Every line below is to be quoted exactly, with nothing added or dropped.

--- START ---

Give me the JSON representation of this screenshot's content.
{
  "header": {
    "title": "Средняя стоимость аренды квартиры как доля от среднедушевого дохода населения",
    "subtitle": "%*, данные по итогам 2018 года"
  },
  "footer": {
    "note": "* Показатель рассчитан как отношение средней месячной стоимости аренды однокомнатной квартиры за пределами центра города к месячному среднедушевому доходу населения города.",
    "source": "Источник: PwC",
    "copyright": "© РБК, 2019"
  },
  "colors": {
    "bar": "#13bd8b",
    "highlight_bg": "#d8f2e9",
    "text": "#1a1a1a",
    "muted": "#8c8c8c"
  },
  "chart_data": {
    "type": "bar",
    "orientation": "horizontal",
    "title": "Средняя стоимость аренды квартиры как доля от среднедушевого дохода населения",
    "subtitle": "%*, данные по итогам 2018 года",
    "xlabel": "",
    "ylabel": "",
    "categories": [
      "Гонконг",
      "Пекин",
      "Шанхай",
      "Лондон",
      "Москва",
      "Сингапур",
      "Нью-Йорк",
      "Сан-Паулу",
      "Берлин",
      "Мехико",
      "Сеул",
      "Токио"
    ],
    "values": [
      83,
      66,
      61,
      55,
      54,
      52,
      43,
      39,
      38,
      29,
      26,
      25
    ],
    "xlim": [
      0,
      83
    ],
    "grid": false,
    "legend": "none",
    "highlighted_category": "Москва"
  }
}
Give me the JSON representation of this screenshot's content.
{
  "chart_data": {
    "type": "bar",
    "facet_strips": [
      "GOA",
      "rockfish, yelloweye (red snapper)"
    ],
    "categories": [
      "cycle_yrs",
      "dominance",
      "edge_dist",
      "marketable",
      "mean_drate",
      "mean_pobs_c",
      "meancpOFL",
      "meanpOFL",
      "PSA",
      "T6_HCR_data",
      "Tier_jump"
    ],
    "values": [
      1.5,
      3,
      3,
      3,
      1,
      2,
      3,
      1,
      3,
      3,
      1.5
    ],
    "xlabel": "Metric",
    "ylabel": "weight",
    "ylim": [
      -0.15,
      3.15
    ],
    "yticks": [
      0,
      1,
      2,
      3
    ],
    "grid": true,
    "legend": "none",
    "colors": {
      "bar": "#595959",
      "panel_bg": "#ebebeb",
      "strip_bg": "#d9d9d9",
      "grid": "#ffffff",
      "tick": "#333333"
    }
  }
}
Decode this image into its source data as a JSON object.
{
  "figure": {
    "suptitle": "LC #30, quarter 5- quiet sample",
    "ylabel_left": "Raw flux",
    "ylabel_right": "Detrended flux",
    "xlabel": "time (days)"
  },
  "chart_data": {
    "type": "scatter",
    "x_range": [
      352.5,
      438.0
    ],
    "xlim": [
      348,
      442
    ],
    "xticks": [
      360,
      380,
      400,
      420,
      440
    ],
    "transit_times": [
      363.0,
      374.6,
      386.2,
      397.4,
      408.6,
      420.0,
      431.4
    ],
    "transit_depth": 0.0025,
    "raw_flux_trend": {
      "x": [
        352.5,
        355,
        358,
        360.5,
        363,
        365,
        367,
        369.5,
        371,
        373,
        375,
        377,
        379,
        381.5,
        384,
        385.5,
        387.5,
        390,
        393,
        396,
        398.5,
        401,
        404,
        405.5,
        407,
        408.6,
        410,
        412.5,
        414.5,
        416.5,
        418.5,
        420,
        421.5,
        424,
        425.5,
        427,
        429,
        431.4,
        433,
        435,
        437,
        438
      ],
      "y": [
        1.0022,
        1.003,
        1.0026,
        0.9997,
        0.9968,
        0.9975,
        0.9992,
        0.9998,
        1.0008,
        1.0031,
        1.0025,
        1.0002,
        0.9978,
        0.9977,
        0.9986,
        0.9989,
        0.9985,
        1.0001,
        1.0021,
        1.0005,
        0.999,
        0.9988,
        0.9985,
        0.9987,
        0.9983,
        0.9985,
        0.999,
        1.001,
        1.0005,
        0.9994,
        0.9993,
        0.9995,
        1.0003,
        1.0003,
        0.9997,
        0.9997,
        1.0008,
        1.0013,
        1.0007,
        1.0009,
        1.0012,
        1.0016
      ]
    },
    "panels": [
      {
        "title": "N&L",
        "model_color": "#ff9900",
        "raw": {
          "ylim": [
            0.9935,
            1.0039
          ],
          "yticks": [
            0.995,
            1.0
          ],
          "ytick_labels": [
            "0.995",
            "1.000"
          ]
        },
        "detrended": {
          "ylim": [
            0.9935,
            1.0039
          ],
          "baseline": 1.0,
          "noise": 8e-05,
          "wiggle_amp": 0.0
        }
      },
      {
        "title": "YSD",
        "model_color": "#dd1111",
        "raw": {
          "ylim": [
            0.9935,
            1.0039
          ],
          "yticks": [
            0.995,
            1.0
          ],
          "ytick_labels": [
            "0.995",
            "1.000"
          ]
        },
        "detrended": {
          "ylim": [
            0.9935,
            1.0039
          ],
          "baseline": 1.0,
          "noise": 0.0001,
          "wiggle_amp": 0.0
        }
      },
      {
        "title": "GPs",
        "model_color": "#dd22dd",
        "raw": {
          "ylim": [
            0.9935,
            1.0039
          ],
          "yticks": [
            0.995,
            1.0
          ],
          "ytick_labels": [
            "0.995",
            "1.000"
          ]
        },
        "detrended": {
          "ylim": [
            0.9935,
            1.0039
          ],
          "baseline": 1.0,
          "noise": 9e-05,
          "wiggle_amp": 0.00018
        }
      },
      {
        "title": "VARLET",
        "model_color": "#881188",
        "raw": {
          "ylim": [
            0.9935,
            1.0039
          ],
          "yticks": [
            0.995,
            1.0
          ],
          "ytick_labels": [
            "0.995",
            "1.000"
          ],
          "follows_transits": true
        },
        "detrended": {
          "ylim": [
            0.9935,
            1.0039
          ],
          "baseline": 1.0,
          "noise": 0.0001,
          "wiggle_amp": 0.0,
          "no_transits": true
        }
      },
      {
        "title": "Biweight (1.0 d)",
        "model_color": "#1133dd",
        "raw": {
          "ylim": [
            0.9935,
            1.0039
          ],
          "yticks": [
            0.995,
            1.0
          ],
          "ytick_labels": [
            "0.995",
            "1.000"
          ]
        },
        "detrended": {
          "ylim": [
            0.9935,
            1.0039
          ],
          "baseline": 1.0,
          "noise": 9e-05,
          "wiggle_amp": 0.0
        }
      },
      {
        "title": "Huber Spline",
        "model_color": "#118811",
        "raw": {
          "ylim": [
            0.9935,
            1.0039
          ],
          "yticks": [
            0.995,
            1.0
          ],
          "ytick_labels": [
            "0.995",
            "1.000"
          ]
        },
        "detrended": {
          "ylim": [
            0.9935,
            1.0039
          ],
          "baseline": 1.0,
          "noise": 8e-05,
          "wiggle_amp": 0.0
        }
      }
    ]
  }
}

--- END ---

__Task solution__:
Give me the JSON representation of this screenshot's content.
{
  "header": {
    "title": "Средняя стоимость аренды квартиры как доля от среднедушевого дохода населения",
    "subtitle": "%*, данные по итогам 2018 года"
  },
  "footer": {
    "note": "* Показатель рассчитан как отношение средней месячной стоимости аренды однокомнатной квартиры за пределами центра города к месячному среднедушевому доходу населения города.",
    "source": "Источник: PwC",
    "copyright": "© РБК, 2019"
  },
  "colors": {
    "bar": "#13bd8b",
    "highlight_bg": "#d8f2e9",
    "text": "#1a1a1a",
    "muted": "#8c8c8c"
  },
  "chart_data": {
    "type": "bar",
    "orientation": "horizontal",
    "title": "Средняя стоимость аренды квартиры как доля от среднедушевого дохода населения",
    "subtitle": "%*, данные по итогам 2018 года",
    "xlabel": "",
    "ylabel": "",
    "categories": [
      "Гонконг",
      "Пекин",
      "Шанхай",
      "Лондон",
      "Москва",
      "Сингапур",
      "Нью-Йорк",
      "Сан-Паулу",
      "Берлин",
      "Мехико",
      "Сеул",
      "Токио"
    ],
    "values": [
      83,
      66,
      61,
      55,
      54,
      52,
      43,
      39,
      38,
      29,
      26,
      25
    ],
    "xlim": [
      0,
      83
    ],
    "grid": false,
    "legend": "none",
    "highlighted_category": "Москва"
  }
}
Give me the JSON representation of this screenshot's content.
{
  "chart_data": {
    "type": "bar",
    "facet_strips": [
      "GOA",
      "rockfish, yelloweye (red snapper)"
    ],
    "categories": [
      "cycle_yrs",
      "dominance",
      "edge_dist",
      "marketable",
      "mean_drate",
      "mean_pobs_c",
      "meancpOFL",
      "meanpOFL",
      "PSA",
      "T6_HCR_data",
      "Tier_jump"
    ],
    "values": [
      1.5,
      3,
      3,
      3,
      1,
      2,
      3,
      1,
      3,
      3,
      1.5
    ],
    "xlabel": "Metric",
    "ylabel": "weight",
    "ylim": [
      -0.15,
      3.15
    ],
    "yticks": [
      0,
      1,
      2,
      3
    ],
    "grid": true,
    "legend": "none",
    "colors": {
      "bar": "#595959",
      "panel_bg": "#ebebeb",
      "strip_bg": "#d9d9d9",
      "grid": "#ffffff",
      "tick": "#333333"
    }
  }
}
Decode this image into its source data as a JSON object.
{
  "figure": {
    "suptitle": "LC #30, quarter 5- quiet sample",
    "ylabel_left": "Raw flux",
    "ylabel_right": "Detrended flux",
    "xlabel": "time (days)"
  },
  "chart_data": {
    "type": "scatter",
    "x_range": [
      352.5,
      438.0
    ],
    "xlim": [
      348,
      442
    ],
    "xticks": [
      360,
      380,
      400,
      420,
      440
    ],
    "transit_times": [
      363.0,
      374.6,
      386.2,
      397.4,
      408.6,
      420.0,
      431.4
    ],
    "transit_depth": 0.0025,
    "raw_flux_trend": {
      "x": [
        352.5,
        355,
        358,
        360.5,
        363,
        365,
        367,
        369.5,
        371,
        373,
        375,
        377,
        379,
        381.5,
        384,
        385.5,
        387.5,
        390,
        393,
        396,
        398.5,
        401,
        404,
        405.5,
        407,
        408.6,
        410,
        412.5,
        414.5,
        416.5,
        418.5,
        420,
        421.5,
        424,
        425.5,
        427,
        429,
        431.4,
        433,
        435,
        437,
        438
      ],
      "y": [
        1.0022,
        1.003,
        1.0026,
        0.9997,
        0.9968,
        0.9975,
        0.9992,
        0.9998,
        1.0008,
        1.0031,
        1.0025,
        1.0002,
        0.9978,
        0.9977,
        0.9986,
        0.9989,
        0.9985,
        1.0001,
        1.0021,
        1.0005,
        0.999,
        0.9988,
        0.9985,
        0.9987,
        0.9983,
        0.9985,
        0.999,
        1.001,
        1.0005,
        0.9994,
        0.9993,
        0.9995,
        1.0003,
        1.0003,
        0.9997,
        0.9997,
        1.0008,
        1.0013,
        1.0007,
        1.0009,
        1.0012,
        1.0016
      ]
    },
    "panels": [
      {
        "title": "N&L",
        "model_color": "#ff9900",
        "raw": {
          "ylim": [
            0.9935,
            1.0039
          ],
          "yticks": [
            0.995,
            1.0
          ],
          "ytick_labels": [
            "0.995",
            "1.000"
          ]
        },
        "detrended": {
          "ylim": [
            0.9935,
            1.0039
          ],
          "baseline": 1.0,
          "noise": 8e-05,
          "wiggle_amp": 0.0
        }
      },
      {
        "title": "YSD",
        "model_color": "#dd1111",
        "raw": {
          "ylim": [
            0.9935,
            1.0039
          ],
          "yticks": [
            0.995,
            1.0
          ],
          "ytick_labels": [
            "0.995",
            "1.000"
          ]
        },
        "detrended": {
          "ylim": [
            0.9935,
            1.0039
          ],
          "baseline": 1.0,
          "noise": 0.0001,
          "wiggle_amp": 0.0
        }
      },
      {
        "title": "GPs",
        "model_color": "#dd22dd",
        "raw": {
          "ylim": [
            0.9935,
            1.0039
          ],
          "yticks": [
            0.995,
            1.0
          ],
          "ytick_labels": [
            "0.995",
            "1.000"
          ]
        },
        "detrended": {
          "ylim": [
            0.9935,
            1.0039
          ],
          "baseline": 1.0,
          "noise": 9e-05,
          "wiggle_amp": 0.00018
        }
      },
      {
        "title": "VARLET",
        "model_color": "#881188",
        "raw": {
          "ylim": [
            0.9935,
            1.0039
          ],
          "yticks": [
            0.995,
            1.0
          ],
          "ytick_labels": [
            "0.995",
            "1.000"
          ],
          "follows_transits": true
        },
        "detrended": {
          "ylim": [
            0.9935,
            1.0039
          ],
          "baseline": 1.0,
          "noise": 0.0001,
          "wiggle_amp": 0.0,
          "no_transits": true
        }
      },
      {
        "title": "Biweight (1.0 d)",
        "model_color": "#1133dd",
        "raw": {
          "ylim": [
            0.9935,
            1.0039
          ],
          "yticks": [
            0.995,
            1.0
          ],
          "ytick_labels": [
            "0.995",
            "1.000"
          ]
        },
        "detrended": {
          "ylim": [
            0.9935,
            1.0039
          ],
          "baseline": 1.0,
          "noise": 9e-05,
          "wiggle_amp": 0.0
        }
      },
      {
        "title": "Huber Spline",
        "model_color": "#118811",
        "raw": {
          "ylim": [
            0.9935,
            1.0039
          ],
          "yticks": [
            0.995,
            1.0
          ],
          "ytick_labels": [
            "0.995",
            "1.000"
          ]
        },
        "detrended": {
          "ylim": [
            0.9935,
            1.0039
          ],
          "baseline": 1.0,
          "noise": 8e-05,
          "wiggle_amp": 0.0
        }
      }
    ]
  }
}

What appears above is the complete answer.